(Figure record extracts)

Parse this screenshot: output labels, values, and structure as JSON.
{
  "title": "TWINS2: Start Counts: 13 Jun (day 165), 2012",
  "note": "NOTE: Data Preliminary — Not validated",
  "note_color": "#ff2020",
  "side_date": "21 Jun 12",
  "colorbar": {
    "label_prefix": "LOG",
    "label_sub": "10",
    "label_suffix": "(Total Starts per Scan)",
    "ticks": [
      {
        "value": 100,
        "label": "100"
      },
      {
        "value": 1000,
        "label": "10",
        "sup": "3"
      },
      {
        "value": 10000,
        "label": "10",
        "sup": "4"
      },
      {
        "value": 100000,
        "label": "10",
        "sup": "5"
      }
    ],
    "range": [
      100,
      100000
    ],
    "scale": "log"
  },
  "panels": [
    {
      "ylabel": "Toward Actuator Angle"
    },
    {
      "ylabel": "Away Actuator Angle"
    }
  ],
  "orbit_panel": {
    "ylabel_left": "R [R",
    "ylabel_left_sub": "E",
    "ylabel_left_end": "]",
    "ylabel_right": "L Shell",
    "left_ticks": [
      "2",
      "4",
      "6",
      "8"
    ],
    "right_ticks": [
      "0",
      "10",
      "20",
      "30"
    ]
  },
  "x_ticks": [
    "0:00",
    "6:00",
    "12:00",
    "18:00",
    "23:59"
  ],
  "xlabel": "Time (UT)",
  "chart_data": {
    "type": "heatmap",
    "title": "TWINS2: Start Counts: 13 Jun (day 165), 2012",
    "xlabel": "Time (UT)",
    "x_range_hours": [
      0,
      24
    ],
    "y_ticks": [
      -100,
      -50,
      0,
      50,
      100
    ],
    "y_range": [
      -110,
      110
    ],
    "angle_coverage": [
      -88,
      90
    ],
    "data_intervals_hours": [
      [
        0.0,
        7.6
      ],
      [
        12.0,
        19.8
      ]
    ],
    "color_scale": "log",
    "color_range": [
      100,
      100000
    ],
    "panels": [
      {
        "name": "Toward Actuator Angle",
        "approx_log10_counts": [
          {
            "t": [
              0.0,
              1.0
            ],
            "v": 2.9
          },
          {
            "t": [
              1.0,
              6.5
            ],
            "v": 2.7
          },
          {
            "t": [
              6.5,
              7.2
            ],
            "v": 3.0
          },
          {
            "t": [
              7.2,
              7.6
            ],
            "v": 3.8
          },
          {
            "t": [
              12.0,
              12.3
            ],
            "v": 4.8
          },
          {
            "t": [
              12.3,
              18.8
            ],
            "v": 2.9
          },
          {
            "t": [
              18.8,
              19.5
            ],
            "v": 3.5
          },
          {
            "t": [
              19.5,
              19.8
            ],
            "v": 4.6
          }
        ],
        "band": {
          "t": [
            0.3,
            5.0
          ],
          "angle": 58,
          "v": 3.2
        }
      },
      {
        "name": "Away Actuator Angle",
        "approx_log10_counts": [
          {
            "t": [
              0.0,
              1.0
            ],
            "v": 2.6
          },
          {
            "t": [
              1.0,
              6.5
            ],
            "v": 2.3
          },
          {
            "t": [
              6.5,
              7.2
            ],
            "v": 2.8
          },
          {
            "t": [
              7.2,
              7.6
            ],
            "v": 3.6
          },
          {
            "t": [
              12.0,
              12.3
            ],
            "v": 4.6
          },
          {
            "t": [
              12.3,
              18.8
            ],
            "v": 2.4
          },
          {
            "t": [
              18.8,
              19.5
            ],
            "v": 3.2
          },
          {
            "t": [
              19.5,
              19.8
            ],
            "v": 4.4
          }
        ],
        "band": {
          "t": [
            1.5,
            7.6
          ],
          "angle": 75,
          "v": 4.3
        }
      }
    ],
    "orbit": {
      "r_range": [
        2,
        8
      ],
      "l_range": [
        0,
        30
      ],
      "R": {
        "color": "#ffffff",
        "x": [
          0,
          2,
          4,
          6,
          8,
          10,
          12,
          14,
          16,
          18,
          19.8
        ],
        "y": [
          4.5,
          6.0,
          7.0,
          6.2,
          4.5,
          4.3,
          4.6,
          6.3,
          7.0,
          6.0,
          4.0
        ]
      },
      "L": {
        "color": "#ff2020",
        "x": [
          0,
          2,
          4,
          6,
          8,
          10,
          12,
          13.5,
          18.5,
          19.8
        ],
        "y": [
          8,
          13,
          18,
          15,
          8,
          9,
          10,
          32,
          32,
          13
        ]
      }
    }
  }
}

EXERCISE DETAILS >> All of the lines above must be returned exactly.

THE OUTPUT >>
Parse this screenshot: output labels, values, and structure as JSON.
{
  "title": "TWINS2: Start Counts: 13 Jun (day 165), 2012",
  "note": "NOTE: Data Preliminary — Not validated",
  "note_color": "#ff2020",
  "side_date": "21 Jun 12",
  "colorbar": {
    "label_prefix": "LOG",
    "label_sub": "10",
    "label_suffix": "(Total Starts per Scan)",
    "ticks": [
      {
        "value": 100,
        "label": "100"
      },
      {
        "value": 1000,
        "label": "10",
        "sup": "3"
      },
      {
        "value": 10000,
        "label": "10",
        "sup": "4"
      },
      {
        "value": 100000,
        "label": "10",
        "sup": "5"
      }
    ],
    "range": [
      100,
      100000
    ],
    "scale": "log"
  },
  "panels": [
    {
      "ylabel": "Toward Actuator Angle"
    },
    {
      "ylabel": "Away Actuator Angle"
    }
  ],
  "orbit_panel": {
    "ylabel_left": "R [R",
    "ylabel_left_sub": "E",
    "ylabel_left_end": "]",
    "ylabel_right": "L Shell",
    "left_ticks": [
      "2",
      "4",
      "6",
      "8"
    ],
    "right_ticks": [
      "0",
      "10",
      "20",
      "30"
    ]
  },
  "x_ticks": [
    "0:00",
    "6:00",
    "12:00",
    "18:00",
    "23:59"
  ],
  "xlabel": "Time (UT)",
  "chart_data": {
    "type": "heatmap",
    "title": "TWINS2: Start Counts: 13 Jun (day 165), 2012",
    "xlabel": "Time (UT)",
    "x_range_hours": [
      0,
      24
    ],
    "y_ticks": [
      -100,
      -50,
      0,
      50,
      100
    ],
    "y_range": [
      -110,
      110
    ],
    "angle_coverage": [
      -88,
      90
    ],
    "data_intervals_hours": [
      [
        0.0,
        7.6
      ],
      [
        12.0,
        19.8
      ]
    ],
    "color_scale": "log",
    "color_range": [
      100,
      100000
    ],
    "panels": [
      {
        "name": "Toward Actuator Angle",
        "approx_log10_counts": [
          {
            "t": [
              0.0,
              1.0
            ],
            "v": 2.9
          },
          {
            "t": [
              1.0,
              6.5
            ],
            "v": 2.7
          },
          {
            "t": [
              6.5,
              7.2
            ],
            "v": 3.0
          },
          {
            "t": [
              7.2,
              7.6
            ],
            "v": 3.8
          },
          {
            "t": [
              12.0,
              12.3
            ],
            "v": 4.8
          },
          {
            "t": [
              12.3,
              18.8
            ],
            "v": 2.9
          },
          {
            "t": [
              18.8,
              19.5
            ],
            "v": 3.5
          },
          {
            "t": [
              19.5,
              19.8
            ],
            "v": 4.6
          }
        ],
        "band": {
          "t": [
            0.3,
            5.0
          ],
          "angle": 58,
          "v": 3.2
        }
      },
      {
        "name": "Away Actuator Angle",
        "approx_log10_counts": [
          {
            "t": [
              0.0,
              1.0
            ],
            "v": 2.6
          },
          {
            "t": [
              1.0,
              6.5
            ],
            "v": 2.3
          },
          {
            "t": [
              6.5,
              7.2
            ],
            "v": 2.8
          },
          {
            "t": [
              7.2,
              7.6
            ],
            "v": 3.6
          },
          {
            "t": [
              12.0,
              12.3
            ],
            "v": 4.6
          },
          {
            "t": [
              12.3,
              18.8
            ],
            "v": 2.4
          },
          {
            "t": [
              18.8,
              19.5
            ],
            "v": 3.2
          },
          {
            "t": [
              19.5,
              19.8
            ],
            "v": 4.4
          }
        ],
        "band": {
          "t": [
            1.5,
            7.6
          ],
          "angle": 75,
          "v": 4.3
        }
      }
    ],
    "orbit": {
      "r_range": [
        2,
        8
      ],
      "l_range": [
        0,
        30
      ],
      "R": {
        "color": "#ffffff",
        "x": [
          0,
          2,
          4,
          6,
          8,
          10,
          12,
          14,
          16,
          18,
          19.8
        ],
        "y": [
          4.5,
          6.0,
          7.0,
          6.2,
          4.5,
          4.3,
          4.6,
          6.3,
          7.0,
          6.0,
          4.0
        ]
      },
      "L": {
        "color": "#ff2020",
        "x": [
          0,
          2,
          4,
          6,
          8,
          10,
          12,
          13.5,
          18.5,
          19.8
        ],
        "y": [
          8,
          13,
          18,
          15,
          8,
          9,
          10,
          32,
          32,
          13
        ]
      }
    }
  }
}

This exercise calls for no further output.